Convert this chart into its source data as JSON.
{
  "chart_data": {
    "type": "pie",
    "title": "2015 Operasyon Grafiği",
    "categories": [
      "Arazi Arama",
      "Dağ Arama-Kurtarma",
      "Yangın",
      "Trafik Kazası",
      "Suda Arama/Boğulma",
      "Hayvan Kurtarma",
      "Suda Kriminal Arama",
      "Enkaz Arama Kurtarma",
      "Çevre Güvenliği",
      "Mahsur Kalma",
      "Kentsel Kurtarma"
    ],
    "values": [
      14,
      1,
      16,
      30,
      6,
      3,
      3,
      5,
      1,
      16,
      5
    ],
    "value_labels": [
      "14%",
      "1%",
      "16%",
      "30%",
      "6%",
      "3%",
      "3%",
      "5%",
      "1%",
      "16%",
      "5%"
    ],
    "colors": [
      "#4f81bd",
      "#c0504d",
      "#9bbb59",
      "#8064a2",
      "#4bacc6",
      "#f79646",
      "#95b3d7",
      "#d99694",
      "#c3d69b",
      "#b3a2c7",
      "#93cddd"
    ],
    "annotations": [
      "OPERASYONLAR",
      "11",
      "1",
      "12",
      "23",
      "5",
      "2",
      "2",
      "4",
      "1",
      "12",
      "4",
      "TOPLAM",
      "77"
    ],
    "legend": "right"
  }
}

--

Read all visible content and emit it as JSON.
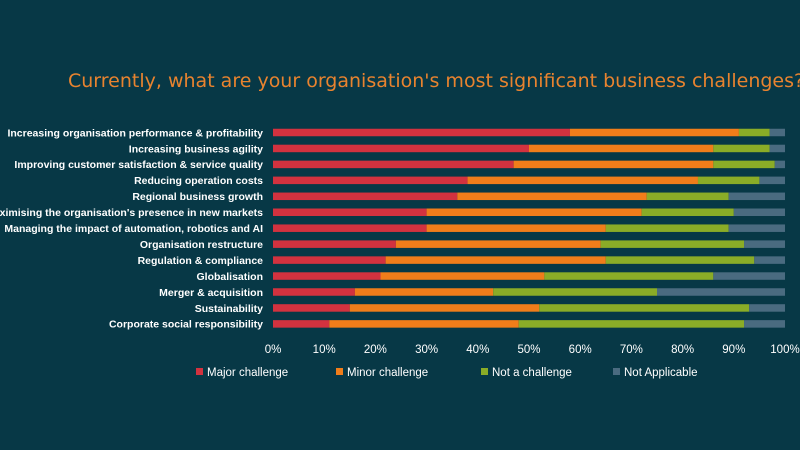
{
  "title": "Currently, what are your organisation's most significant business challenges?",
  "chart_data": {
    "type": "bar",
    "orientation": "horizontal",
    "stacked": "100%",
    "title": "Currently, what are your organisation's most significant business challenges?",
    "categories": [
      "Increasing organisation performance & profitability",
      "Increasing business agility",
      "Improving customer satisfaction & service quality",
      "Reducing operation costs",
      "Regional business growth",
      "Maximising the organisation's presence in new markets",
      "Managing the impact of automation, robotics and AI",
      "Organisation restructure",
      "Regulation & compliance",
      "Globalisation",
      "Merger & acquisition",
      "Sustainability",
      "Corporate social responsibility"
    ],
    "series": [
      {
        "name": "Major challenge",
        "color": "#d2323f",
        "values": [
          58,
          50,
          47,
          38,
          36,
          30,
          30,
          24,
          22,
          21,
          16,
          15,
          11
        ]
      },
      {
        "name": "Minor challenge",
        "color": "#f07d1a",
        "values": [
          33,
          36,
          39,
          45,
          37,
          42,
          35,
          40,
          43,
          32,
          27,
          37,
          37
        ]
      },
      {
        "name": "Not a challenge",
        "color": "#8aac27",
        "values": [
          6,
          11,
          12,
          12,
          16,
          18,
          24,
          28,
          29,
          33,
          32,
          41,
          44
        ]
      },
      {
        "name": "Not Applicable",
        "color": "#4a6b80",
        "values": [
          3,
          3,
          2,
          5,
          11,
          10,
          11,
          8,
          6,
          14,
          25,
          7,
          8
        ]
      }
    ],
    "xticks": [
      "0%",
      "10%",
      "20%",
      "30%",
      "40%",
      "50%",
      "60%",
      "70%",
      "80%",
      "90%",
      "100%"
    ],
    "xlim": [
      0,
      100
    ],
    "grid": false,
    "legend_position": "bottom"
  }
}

...

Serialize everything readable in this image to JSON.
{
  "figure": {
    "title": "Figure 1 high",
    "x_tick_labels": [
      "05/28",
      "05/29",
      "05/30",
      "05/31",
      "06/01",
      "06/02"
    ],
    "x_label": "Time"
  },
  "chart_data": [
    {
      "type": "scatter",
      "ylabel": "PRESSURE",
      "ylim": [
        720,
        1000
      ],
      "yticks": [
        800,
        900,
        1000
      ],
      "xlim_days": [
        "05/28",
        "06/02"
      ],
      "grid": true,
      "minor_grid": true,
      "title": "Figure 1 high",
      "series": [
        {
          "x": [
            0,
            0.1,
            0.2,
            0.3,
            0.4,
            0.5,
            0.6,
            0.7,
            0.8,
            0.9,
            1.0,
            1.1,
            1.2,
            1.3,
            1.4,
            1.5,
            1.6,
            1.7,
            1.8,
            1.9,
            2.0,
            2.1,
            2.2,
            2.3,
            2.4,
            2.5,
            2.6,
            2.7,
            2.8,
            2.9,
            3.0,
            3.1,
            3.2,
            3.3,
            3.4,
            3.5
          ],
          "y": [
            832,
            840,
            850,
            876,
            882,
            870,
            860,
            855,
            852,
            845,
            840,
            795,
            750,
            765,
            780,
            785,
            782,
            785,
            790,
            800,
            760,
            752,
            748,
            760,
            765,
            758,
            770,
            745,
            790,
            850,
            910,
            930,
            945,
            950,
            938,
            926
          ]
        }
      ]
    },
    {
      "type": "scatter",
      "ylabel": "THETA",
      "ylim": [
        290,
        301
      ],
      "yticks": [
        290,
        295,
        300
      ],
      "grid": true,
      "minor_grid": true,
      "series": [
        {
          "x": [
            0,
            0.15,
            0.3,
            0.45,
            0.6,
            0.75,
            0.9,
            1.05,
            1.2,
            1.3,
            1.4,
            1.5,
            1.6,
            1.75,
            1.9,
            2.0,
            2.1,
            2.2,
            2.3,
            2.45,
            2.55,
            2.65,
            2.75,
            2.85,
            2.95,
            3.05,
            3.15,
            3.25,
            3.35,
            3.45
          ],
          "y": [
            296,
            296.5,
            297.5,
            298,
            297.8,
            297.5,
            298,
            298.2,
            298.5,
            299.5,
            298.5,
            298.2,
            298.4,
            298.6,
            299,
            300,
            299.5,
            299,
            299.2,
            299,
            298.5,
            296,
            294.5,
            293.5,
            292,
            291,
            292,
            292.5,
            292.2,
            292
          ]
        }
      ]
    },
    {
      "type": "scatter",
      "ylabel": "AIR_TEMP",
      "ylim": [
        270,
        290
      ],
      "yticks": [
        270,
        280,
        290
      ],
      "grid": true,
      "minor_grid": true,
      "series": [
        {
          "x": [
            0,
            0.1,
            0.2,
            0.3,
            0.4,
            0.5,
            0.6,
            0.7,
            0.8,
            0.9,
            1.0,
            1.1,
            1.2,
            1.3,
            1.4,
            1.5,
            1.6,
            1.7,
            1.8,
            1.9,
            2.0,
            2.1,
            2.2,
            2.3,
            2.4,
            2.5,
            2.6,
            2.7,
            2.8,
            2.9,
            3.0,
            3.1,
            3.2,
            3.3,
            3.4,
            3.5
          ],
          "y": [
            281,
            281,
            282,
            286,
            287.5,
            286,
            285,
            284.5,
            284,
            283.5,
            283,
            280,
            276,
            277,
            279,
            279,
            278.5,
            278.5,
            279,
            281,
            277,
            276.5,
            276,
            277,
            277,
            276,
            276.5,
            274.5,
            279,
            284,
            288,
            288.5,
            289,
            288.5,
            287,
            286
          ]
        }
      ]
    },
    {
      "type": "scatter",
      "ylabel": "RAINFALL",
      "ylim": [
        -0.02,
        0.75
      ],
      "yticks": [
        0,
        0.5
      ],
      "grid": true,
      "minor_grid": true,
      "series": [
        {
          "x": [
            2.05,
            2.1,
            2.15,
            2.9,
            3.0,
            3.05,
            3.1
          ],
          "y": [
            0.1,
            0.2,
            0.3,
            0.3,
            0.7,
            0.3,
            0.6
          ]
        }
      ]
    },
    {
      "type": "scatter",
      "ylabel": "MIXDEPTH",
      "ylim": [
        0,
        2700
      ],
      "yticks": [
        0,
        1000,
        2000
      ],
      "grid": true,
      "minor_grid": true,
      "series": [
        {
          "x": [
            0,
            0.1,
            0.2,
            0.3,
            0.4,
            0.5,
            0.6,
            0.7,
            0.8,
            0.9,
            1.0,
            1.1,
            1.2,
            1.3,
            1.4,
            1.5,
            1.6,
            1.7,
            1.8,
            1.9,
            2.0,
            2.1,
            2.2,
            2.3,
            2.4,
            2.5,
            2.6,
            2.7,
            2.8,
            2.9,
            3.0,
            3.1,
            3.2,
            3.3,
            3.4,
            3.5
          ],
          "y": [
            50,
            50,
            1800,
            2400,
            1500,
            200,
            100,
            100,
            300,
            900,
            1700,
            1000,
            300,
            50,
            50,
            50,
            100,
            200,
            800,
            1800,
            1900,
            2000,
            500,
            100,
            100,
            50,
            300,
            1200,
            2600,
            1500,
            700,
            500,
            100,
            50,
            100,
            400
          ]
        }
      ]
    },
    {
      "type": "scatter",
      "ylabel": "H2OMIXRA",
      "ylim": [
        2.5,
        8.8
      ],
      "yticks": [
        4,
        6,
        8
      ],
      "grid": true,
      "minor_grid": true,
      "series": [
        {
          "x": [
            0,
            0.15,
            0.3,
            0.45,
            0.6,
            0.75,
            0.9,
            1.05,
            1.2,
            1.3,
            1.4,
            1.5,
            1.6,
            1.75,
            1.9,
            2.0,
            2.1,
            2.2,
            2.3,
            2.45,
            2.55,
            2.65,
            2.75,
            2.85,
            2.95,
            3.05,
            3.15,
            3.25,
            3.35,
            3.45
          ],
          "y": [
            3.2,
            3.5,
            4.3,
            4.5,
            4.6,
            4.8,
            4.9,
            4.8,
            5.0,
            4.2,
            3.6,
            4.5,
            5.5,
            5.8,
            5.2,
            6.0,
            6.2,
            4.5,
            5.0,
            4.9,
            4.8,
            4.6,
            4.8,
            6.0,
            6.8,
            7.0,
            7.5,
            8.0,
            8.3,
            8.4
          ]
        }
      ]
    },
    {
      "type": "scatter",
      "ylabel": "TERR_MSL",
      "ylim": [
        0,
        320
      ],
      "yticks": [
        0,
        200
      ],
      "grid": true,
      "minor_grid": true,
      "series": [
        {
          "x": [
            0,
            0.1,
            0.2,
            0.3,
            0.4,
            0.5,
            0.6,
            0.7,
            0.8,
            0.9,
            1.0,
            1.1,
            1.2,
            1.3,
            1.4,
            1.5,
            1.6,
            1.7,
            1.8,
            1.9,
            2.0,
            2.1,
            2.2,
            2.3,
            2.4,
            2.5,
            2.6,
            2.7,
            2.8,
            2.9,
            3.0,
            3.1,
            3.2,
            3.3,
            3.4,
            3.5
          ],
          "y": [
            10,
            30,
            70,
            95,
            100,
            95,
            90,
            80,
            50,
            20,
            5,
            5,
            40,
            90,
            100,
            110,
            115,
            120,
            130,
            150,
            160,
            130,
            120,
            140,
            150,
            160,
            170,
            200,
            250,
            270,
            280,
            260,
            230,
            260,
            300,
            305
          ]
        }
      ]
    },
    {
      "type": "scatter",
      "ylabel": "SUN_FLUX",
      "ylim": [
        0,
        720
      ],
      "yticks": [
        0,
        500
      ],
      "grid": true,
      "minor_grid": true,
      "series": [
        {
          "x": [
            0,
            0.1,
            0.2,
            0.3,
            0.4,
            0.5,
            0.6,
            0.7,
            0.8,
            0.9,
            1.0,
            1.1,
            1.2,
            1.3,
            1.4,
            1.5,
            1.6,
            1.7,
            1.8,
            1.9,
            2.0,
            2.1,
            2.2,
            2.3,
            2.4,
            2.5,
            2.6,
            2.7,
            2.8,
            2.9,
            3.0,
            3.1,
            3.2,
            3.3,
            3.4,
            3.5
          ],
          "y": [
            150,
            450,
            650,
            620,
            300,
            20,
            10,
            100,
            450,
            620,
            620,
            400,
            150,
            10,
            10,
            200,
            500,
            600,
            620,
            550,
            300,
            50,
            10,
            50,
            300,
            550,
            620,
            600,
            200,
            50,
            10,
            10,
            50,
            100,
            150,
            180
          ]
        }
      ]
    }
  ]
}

Task directions — Gather and return every line that holds the string "Kurtarma".

Exercise solution —
      "Dağ Arama-Kurtarma",
      "Hayvan Kurtarma",
      "Enkaz Arama Kurtarma",
      "Kentsel Kurtarma"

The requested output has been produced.